> [Task goal] Please write out the material that follows, exactly as it stands.

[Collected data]
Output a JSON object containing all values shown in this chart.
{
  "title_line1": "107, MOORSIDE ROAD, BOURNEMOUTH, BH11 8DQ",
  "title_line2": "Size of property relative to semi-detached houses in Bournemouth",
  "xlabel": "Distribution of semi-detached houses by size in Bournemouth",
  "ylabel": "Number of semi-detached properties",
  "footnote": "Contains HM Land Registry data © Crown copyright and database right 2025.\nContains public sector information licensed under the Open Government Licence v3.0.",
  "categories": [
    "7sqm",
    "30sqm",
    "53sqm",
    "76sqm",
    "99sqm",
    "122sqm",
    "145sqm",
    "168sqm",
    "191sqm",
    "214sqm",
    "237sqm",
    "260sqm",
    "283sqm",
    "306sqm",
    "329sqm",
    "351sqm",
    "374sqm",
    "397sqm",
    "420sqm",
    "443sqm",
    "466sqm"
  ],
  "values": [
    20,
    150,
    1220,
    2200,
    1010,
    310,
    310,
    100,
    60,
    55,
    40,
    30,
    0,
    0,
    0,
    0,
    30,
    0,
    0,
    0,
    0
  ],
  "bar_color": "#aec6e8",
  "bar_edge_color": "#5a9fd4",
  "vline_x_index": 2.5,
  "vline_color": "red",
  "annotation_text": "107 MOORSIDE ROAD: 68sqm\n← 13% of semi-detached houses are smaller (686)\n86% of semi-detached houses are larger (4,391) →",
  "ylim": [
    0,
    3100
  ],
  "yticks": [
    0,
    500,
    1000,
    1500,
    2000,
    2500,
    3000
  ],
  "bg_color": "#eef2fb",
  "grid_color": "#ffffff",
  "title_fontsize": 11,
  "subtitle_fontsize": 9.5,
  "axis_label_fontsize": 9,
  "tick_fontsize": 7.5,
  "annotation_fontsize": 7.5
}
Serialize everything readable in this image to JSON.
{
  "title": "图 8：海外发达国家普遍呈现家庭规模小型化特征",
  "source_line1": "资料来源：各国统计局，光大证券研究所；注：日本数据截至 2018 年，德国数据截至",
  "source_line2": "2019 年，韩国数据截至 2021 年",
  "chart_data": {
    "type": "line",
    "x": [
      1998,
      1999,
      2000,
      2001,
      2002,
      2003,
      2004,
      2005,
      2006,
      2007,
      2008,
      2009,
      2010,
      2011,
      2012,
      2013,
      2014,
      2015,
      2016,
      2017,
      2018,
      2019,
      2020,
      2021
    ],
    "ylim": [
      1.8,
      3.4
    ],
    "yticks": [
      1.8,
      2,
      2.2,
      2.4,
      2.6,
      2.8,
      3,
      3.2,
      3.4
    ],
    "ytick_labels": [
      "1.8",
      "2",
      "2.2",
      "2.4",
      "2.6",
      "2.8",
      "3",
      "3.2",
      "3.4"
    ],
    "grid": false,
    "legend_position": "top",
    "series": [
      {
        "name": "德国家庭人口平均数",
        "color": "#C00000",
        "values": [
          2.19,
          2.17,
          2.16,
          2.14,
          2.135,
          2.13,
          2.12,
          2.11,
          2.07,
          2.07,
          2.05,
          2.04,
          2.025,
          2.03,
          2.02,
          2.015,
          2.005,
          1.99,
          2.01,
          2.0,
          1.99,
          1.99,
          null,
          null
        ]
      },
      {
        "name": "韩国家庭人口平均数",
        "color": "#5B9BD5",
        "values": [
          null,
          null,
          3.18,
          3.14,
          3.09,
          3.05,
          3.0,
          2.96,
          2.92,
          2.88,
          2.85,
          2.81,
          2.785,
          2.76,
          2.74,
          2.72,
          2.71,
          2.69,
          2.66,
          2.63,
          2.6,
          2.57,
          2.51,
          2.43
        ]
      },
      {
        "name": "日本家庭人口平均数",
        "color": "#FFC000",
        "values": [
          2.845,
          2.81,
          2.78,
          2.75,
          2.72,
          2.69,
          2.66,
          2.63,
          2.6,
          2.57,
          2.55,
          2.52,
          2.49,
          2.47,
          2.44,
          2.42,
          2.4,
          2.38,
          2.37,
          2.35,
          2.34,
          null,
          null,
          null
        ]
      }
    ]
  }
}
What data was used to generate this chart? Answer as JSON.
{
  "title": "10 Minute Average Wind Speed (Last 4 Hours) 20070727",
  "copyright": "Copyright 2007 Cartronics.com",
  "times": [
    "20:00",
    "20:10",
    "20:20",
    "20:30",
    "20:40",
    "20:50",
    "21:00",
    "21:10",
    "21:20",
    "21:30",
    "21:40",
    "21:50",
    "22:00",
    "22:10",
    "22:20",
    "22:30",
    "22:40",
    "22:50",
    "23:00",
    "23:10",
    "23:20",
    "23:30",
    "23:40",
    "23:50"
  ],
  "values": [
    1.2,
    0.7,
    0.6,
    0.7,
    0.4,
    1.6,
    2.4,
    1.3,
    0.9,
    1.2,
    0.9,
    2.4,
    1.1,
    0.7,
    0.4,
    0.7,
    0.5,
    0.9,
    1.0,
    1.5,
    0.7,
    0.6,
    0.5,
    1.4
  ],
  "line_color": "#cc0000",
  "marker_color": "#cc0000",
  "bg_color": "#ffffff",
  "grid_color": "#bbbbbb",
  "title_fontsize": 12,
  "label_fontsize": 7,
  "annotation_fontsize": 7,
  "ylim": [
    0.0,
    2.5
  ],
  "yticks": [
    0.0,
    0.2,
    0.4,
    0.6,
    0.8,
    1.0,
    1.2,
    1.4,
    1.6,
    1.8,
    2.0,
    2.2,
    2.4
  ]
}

> [Written answer]
Output a JSON object containing all values shown in this chart.
{
  "title_line1": "107, MOORSIDE ROAD, BOURNEMOUTH, BH11 8DQ",
  "title_line2": "Size of property relative to semi-detached houses in Bournemouth",
  "xlabel": "Distribution of semi-detached houses by size in Bournemouth",
  "ylabel": "Number of semi-detached properties",
  "footnote": "Contains HM Land Registry data © Crown copyright and database right 2025.\nContains public sector information licensed under the Open Government Licence v3.0.",
  "categories": [
    "7sqm",
    "30sqm",
    "53sqm",
    "76sqm",
    "99sqm",
    "122sqm",
    "145sqm",
    "168sqm",
    "191sqm",
    "214sqm",
    "237sqm",
    "260sqm",
    "283sqm",
    "306sqm",
    "329sqm",
    "351sqm",
    "374sqm",
    "397sqm",
    "420sqm",
    "443sqm",
    "466sqm"
  ],
  "values": [
    20,
    150,
    1220,
    2200,
    1010,
    310,
    310,
    100,
    60,
    55,
    40,
    30,
    0,
    0,
    0,
    0,
    30,
    0,
    0,
    0,
    0
  ],
  "bar_color": "#aec6e8",
  "bar_edge_color": "#5a9fd4",
  "vline_x_index": 2.5,
  "vline_color": "red",
  "annotation_text": "107 MOORSIDE ROAD: 68sqm\n← 13% of semi-detached houses are smaller (686)\n86% of semi-detached houses are larger (4,391) →",
  "ylim": [
    0,
    3100
  ],
  "yticks": [
    0,
    500,
    1000,
    1500,
    2000,
    2500,
    3000
  ],
  "bg_color": "#eef2fb",
  "grid_color": "#ffffff",
  "title_fontsize": 11,
  "subtitle_fontsize": 9.5,
  "axis_label_fontsize": 9,
  "tick_fontsize": 7.5,
  "annotation_fontsize": 7.5
}
Serialize everything readable in this image to JSON.
{
  "title": "图 8：海外发达国家普遍呈现家庭规模小型化特征",
  "source_line1": "资料来源：各国统计局，光大证券研究所；注：日本数据截至 2018 年，德国数据截至",
  "source_line2": "2019 年，韩国数据截至 2021 年",
  "chart_data": {
    "type": "line",
    "x": [
      1998,
      1999,
      2000,
      2001,
      2002,
      2003,
      2004,
      2005,
      2006,
      2007,
      2008,
      2009,
      2010,
      2011,
      2012,
      2013,
      2014,
      2015,
      2016,
      2017,
      2018,
      2019,
      2020,
      2021
    ],
    "ylim": [
      1.8,
      3.4
    ],
    "yticks": [
      1.8,
      2,
      2.2,
      2.4,
      2.6,
      2.8,
      3,
      3.2,
      3.4
    ],
    "ytick_labels": [
      "1.8",
      "2",
      "2.2",
      "2.4",
      "2.6",
      "2.8",
      "3",
      "3.2",
      "3.4"
    ],
    "grid": false,
    "legend_position": "top",
    "series": [
      {
        "name": "德国家庭人口平均数",
        "color": "#C00000",
        "values": [
          2.19,
          2.17,
          2.16,
          2.14,
          2.135,
          2.13,
          2.12,
          2.11,
          2.07,
          2.07,
          2.05,
          2.04,
          2.025,
          2.03,
          2.02,
          2.015,
          2.005,
          1.99,
          2.01,
          2.0,
          1.99,
          1.99,
          null,
          null
        ]
      },
      {
        "name": "韩国家庭人口平均数",
        "color": "#5B9BD5",
        "values": [
          null,
          null,
          3.18,
          3.14,
          3.09,
          3.05,
          3.0,
          2.96,
          2.92,
          2.88,
          2.85,
          2.81,
          2.785,
          2.76,
          2.74,
          2.72,
          2.71,
          2.69,
          2.66,
          2.63,
          2.6,
          2.57,
          2.51,
          2.43
        ]
      },
      {
        "name": "日本家庭人口平均数",
        "color": "#FFC000",
        "values": [
          2.845,
          2.81,
          2.78,
          2.75,
          2.72,
          2.69,
          2.66,
          2.63,
          2.6,
          2.57,
          2.55,
          2.52,
          2.49,
          2.47,
          2.44,
          2.42,
          2.4,
          2.38,
          2.37,
          2.35,
          2.34,
          null,
          null,
          null
        ]
      }
    ]
  }
}
What data was used to generate this chart? Answer as JSON.
{
  "title": "10 Minute Average Wind Speed (Last 4 Hours) 20070727",
  "copyright": "Copyright 2007 Cartronics.com",
  "times": [
    "20:00",
    "20:10",
    "20:20",
    "20:30",
    "20:40",
    "20:50",
    "21:00",
    "21:10",
    "21:20",
    "21:30",
    "21:40",
    "21:50",
    "22:00",
    "22:10",
    "22:20",
    "22:30",
    "22:40",
    "22:50",
    "23:00",
    "23:10",
    "23:20",
    "23:30",
    "23:40",
    "23:50"
  ],
  "values": [
    1.2,
    0.7,
    0.6,
    0.7,
    0.4,
    1.6,
    2.4,
    1.3,
    0.9,
    1.2,
    0.9,
    2.4,
    1.1,
    0.7,
    0.4,
    0.7,
    0.5,
    0.9,
    1.0,
    1.5,
    0.7,
    0.6,
    0.5,
    1.4
  ],
  "line_color": "#cc0000",
  "marker_color": "#cc0000",
  "bg_color": "#ffffff",
  "grid_color": "#bbbbbb",
  "title_fontsize": 12,
  "label_fontsize": 7,
  "annotation_fontsize": 7,
  "ylim": [
    0.0,
    2.5
  ],
  "yticks": [
    0.0,
    0.2,
    0.4,
    0.6,
    0.8,
    1.0,
    1.2,
    1.4,
    1.6,
    1.8,
    2.0,
    2.2,
    2.4
  ]
}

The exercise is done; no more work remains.